§ TASK DIRECTIONS
Locate and copy all lines bearing the word "августа".

Records from a data source:
────────────────────

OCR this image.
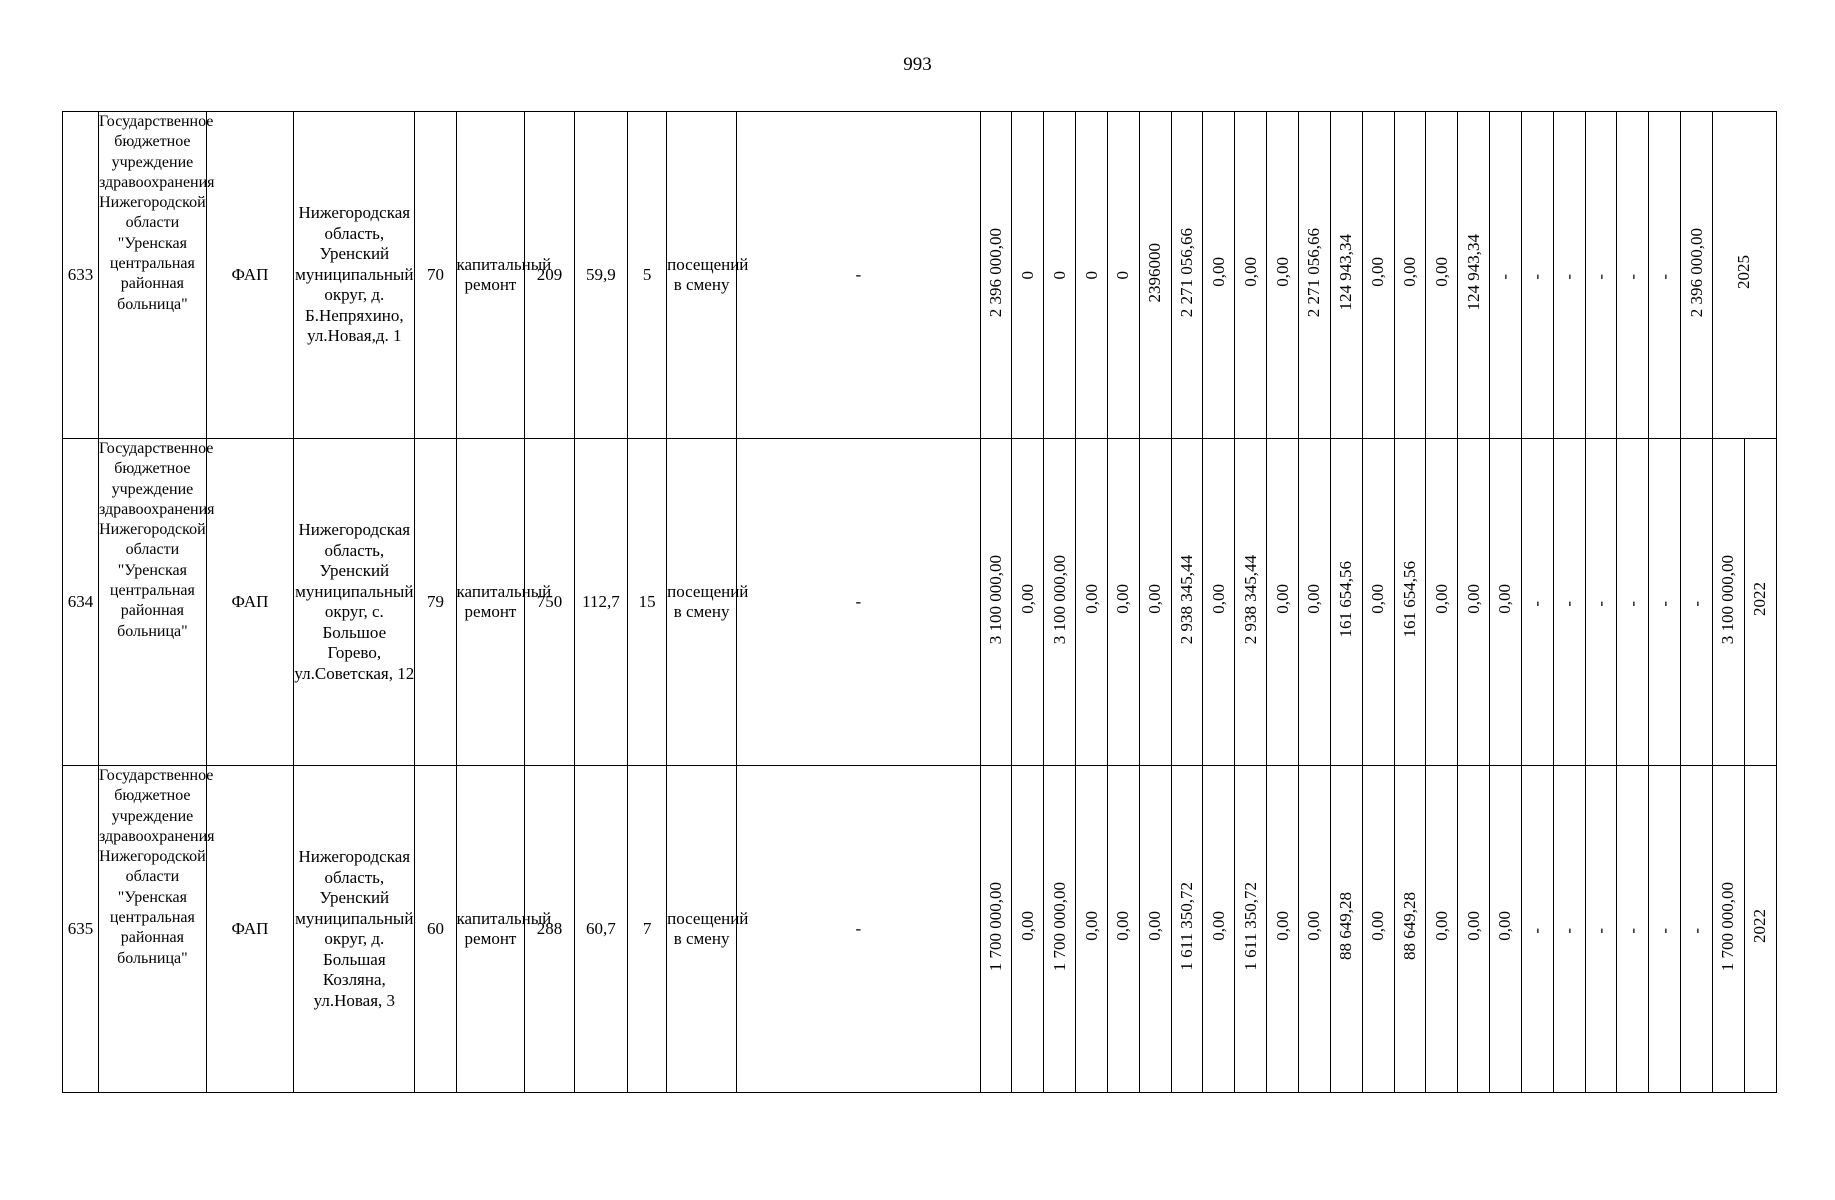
993
633	Государственное бюджетное учреждение здравоохранения Нижегородской области "Уренская центральная районная больница"	ФАП	Нижегородская область, Уренский муниципальный округ, д. Б.Непряхино, ул.Новая,д. 1	70	капитальный ремонт	209	59,9	5	посещений в смену	-	2 396 000,00	0	0	0	0	2396000	2 271 056,66	0,00	0,00	0,00	2 271 056,66	124 943,34	0,00	0,00	0,00	124 943,34	-	-	-	-	-	-	2 396 000,00	2025	
634	Государственное бюджетное учреждение здравоохранения Нижегородской области "Уренская центральная районная больница"	ФАП	Нижегородская область, Уренский муниципальный округ, с. Большое Горево, ул.Советская, 12	79	капитальный ремонт	750	112,7	15	посещений в смену	-	3 100 000,00	0,00	3 100 000,00	0,00	0,00	0,00	2 938 345,44	0,00	2 938 345,44	0,00	0,00	161 654,56	0,00	161 654,56	0,00	0,00	0,00	-	-	-	-	-	-	3 100 000,00	2022
635	Государственное бюджетное учреждение здравоохранения Нижегородской области "Уренская центральная районная больница"	ФАП	Нижегородская область, Уренский муниципальный округ, д. Большая Козляна, ул.Новая, 3	60	капитальный ремонт	288	60,7	7	посещений в смену	-	1 700 000,00	0,00	1 700 000,00	0,00	0,00	0,00	1 611 350,72	0,00	1 611 350,72	0,00	0,00	88 649,28	0,00	88 649,28	0,00	0,00	0,00	-	-	-	-	-	-	1 700 000,00	2022
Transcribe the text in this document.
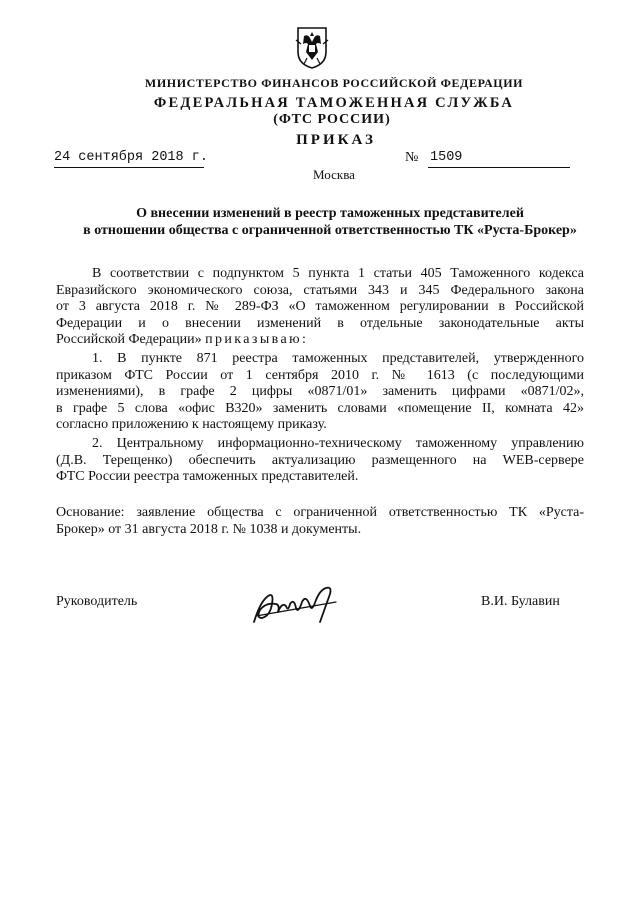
МИНИСТЕРСТВО ФИНАНСОВ РОССИЙСКОЙ ФЕДЕРАЦИИ
ФЕДЕРАЛЬНАЯ ТАМОЖЕННАЯ СЛУЖБА
(ФТС РОССИИ)
ПРИКАЗ
24 сентября 2018 г.	№ 1509
Москва
О внесении изменений в реестр таможенных представителей
в отношении общества с ограниченной ответственностью ТК «Руста-Брокер»
В соответствии с подпунктом 5 пункта 1 статьи 405 Таможенного кодекса
Евразийского экономического союза, статьями 343 и 345 Федерального закона
от 3 августа 2018 г. № 289-ФЗ «О таможенном регулировании в Российской
Федерации и о внесении изменений в отдельные законодательные акты
Российской Федерации» приказываю:
1. В пункте 871 реестра таможенных представителей, утвержденного
приказом ФТС России от 1 сентября 2010 г. № 1613 (с последующими
изменениями), в графе 2 цифры «0871/01» заменить цифрами «0871/02»,
в графе 5 слова «офис В320» заменить словами «помещение II, комната 42»
согласно приложению к настоящему приказу.
2. Центральному информационно-техническому таможенному управлению
(Д.В. Терещенко) обеспечить актуализацию размещенного на WEB-сервере
ФТС России реестра таможенных представителей.
Основание: заявление общества с ограниченной ответственностью ТК «Руста-
Брокер» от 31 августа 2018 г. № 1038 и документы.
Руководитель	В.И. Булавин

────────────────────

§ RESPONSE
от 3 августа 2018 г. № 289-ФЗ «О таможенном регулировании в Российской
Брокер» от 31 августа 2018 г. № 1038 и документы.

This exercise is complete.